DATA SUPPLIED

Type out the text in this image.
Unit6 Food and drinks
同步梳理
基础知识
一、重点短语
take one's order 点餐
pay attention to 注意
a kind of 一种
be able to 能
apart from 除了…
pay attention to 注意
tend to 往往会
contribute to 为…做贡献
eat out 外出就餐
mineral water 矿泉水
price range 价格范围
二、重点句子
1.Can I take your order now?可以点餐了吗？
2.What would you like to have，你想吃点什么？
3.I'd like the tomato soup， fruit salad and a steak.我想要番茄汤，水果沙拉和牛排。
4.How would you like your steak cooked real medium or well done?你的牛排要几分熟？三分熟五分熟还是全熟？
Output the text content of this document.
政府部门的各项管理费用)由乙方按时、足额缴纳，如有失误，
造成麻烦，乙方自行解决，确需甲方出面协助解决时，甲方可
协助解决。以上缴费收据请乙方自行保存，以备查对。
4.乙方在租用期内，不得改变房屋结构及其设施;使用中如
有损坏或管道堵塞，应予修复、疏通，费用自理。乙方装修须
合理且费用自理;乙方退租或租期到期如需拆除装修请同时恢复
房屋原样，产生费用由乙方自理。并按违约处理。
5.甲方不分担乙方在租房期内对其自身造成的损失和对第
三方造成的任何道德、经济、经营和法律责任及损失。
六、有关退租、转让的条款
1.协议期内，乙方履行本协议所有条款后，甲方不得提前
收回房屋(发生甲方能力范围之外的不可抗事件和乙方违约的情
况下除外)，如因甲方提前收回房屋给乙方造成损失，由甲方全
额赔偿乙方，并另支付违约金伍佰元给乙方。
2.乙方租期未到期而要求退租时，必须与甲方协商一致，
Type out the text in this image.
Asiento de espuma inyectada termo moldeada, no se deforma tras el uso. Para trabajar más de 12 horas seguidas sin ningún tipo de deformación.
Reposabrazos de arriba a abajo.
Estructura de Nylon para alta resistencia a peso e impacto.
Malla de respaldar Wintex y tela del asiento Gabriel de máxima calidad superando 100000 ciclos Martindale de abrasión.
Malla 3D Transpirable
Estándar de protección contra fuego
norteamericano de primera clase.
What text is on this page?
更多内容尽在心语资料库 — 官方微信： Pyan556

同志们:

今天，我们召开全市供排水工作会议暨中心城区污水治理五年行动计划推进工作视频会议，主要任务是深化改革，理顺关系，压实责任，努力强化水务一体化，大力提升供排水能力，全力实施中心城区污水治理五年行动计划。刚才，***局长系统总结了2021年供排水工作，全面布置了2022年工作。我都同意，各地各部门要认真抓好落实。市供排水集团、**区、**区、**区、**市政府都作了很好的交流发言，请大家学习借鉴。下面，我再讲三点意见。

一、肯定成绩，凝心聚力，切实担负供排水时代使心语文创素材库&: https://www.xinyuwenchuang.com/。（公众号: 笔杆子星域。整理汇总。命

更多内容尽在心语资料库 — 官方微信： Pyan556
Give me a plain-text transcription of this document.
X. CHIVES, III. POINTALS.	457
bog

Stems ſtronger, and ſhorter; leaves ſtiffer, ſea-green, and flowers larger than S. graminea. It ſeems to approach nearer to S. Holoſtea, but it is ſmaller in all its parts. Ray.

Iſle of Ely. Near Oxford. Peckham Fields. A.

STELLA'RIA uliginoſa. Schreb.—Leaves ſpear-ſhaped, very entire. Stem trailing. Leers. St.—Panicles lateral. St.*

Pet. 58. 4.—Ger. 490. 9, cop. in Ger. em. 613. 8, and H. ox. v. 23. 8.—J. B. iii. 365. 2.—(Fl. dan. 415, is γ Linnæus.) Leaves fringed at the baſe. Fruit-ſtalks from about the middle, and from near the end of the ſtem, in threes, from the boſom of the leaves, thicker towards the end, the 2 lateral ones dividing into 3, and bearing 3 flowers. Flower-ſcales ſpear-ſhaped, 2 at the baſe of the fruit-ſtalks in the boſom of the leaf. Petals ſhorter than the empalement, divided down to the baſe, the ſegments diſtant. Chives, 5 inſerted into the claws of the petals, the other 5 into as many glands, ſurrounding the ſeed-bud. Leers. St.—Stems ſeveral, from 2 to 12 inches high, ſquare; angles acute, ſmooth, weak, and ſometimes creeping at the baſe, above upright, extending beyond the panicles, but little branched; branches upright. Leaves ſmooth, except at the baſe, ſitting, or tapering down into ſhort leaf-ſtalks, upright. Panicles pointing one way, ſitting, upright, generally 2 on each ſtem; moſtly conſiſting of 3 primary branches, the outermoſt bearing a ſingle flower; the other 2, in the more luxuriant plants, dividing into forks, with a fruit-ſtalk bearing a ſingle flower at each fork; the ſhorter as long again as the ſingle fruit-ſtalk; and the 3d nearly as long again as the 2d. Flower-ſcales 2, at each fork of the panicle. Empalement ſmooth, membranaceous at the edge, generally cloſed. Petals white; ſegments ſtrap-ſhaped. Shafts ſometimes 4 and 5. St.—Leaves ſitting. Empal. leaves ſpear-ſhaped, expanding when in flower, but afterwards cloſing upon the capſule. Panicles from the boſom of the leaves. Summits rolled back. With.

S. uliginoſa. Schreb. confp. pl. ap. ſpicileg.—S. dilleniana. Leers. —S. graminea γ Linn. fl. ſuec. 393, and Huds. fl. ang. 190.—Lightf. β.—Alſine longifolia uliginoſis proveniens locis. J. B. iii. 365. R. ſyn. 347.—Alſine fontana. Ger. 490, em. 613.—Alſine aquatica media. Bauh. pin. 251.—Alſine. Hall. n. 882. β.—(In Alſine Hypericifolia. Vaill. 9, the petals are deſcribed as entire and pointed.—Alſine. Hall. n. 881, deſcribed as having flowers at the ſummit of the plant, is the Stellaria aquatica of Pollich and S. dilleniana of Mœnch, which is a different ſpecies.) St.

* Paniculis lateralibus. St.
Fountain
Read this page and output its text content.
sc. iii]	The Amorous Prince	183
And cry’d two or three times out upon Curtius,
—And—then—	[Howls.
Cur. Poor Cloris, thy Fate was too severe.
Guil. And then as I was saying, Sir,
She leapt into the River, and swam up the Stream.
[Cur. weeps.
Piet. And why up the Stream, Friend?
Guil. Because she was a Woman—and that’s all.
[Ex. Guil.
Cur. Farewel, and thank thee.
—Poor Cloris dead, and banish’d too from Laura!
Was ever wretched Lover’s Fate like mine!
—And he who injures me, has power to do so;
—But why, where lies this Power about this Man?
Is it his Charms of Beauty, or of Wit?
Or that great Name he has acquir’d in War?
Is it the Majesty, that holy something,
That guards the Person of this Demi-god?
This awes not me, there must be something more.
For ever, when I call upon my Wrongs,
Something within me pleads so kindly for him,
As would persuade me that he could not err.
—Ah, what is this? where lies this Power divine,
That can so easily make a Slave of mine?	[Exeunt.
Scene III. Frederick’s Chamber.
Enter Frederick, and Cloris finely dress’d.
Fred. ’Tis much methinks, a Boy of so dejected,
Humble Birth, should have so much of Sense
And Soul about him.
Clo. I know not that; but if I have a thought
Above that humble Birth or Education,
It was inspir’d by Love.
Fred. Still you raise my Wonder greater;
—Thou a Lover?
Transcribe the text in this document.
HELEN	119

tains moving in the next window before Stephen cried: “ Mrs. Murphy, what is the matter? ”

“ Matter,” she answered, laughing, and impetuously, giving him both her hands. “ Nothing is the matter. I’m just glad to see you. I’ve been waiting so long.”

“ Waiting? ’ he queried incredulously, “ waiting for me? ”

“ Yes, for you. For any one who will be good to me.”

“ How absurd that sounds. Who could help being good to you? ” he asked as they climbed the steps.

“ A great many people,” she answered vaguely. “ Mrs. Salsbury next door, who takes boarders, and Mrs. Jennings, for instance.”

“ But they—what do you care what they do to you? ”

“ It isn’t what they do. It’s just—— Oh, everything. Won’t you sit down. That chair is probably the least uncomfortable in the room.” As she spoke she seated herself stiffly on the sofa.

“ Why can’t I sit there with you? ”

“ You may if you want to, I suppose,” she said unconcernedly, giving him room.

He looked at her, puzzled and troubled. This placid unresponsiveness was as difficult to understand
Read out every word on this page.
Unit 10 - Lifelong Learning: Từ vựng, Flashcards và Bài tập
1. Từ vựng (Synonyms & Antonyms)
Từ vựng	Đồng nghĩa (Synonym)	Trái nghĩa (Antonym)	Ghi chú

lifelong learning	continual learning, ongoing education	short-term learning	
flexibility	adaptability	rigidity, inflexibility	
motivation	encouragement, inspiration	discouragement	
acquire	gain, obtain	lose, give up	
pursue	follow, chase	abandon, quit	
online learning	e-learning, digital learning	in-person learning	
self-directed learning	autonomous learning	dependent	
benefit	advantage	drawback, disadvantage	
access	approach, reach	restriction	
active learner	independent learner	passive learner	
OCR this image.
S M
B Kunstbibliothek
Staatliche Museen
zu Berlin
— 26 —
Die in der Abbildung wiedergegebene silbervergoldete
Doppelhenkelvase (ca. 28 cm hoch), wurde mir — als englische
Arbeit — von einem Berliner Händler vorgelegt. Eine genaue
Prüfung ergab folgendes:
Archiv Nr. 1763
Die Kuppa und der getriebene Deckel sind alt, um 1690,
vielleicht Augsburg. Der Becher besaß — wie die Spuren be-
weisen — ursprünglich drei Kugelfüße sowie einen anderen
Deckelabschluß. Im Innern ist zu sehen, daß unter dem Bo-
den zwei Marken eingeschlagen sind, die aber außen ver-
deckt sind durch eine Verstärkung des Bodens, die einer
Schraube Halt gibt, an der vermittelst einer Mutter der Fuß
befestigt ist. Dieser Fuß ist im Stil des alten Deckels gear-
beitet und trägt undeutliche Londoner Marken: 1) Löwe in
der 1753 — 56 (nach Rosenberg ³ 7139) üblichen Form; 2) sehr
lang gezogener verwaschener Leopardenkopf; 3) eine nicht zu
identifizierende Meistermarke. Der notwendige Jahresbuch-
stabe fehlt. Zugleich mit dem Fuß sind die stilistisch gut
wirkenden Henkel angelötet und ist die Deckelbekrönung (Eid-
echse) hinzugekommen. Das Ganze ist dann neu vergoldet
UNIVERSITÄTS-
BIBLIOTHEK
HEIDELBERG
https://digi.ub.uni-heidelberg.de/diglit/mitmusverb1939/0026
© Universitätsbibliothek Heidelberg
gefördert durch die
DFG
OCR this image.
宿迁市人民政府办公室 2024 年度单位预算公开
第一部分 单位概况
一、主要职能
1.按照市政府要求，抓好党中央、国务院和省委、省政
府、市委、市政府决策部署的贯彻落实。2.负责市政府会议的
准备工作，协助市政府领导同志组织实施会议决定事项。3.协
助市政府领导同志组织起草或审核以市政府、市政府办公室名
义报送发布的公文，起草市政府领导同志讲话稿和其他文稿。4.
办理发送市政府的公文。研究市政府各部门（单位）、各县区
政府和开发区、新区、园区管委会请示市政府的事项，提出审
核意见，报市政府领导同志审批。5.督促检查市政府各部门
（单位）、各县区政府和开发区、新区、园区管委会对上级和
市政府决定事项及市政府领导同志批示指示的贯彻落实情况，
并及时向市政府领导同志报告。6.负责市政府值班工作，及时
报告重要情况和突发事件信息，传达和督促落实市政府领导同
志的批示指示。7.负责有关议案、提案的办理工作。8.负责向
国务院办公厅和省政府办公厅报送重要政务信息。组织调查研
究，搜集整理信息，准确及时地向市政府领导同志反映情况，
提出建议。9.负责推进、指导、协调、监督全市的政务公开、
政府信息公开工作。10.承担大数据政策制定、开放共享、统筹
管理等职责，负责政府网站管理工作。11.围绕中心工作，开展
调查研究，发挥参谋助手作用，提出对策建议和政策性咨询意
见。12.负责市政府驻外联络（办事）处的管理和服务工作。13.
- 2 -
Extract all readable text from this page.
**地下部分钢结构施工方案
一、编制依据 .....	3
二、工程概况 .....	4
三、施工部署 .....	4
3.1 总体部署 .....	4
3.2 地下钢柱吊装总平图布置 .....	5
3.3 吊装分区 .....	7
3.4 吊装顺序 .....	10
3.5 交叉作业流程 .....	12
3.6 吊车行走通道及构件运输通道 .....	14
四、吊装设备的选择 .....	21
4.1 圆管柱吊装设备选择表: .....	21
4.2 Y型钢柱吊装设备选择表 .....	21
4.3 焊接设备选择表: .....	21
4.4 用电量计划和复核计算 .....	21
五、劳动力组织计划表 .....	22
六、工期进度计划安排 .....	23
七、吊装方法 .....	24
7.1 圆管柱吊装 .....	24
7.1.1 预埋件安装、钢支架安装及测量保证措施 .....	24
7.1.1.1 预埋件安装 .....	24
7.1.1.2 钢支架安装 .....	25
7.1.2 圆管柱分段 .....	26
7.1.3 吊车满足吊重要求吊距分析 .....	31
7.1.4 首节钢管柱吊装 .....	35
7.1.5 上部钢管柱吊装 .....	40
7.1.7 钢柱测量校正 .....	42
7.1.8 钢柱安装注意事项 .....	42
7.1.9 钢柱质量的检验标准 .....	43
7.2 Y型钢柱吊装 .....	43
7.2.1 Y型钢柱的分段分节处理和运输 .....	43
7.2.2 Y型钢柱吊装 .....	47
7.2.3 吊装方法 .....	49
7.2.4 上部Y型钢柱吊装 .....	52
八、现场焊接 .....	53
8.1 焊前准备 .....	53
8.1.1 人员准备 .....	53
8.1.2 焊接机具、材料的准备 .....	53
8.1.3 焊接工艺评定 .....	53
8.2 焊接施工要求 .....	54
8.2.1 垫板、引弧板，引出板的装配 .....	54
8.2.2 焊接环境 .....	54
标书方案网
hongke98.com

PROBLEM DESCRIPTION
Which lines contain "Malla"? Show each of them.

SOLUTION TO THE PROBLEM
Malla de respaldar Wintex y tela del asiento Gabriel de máxima calidad superando 100000 ciclos Martindale de abrasión.
Malla 3D Transpirable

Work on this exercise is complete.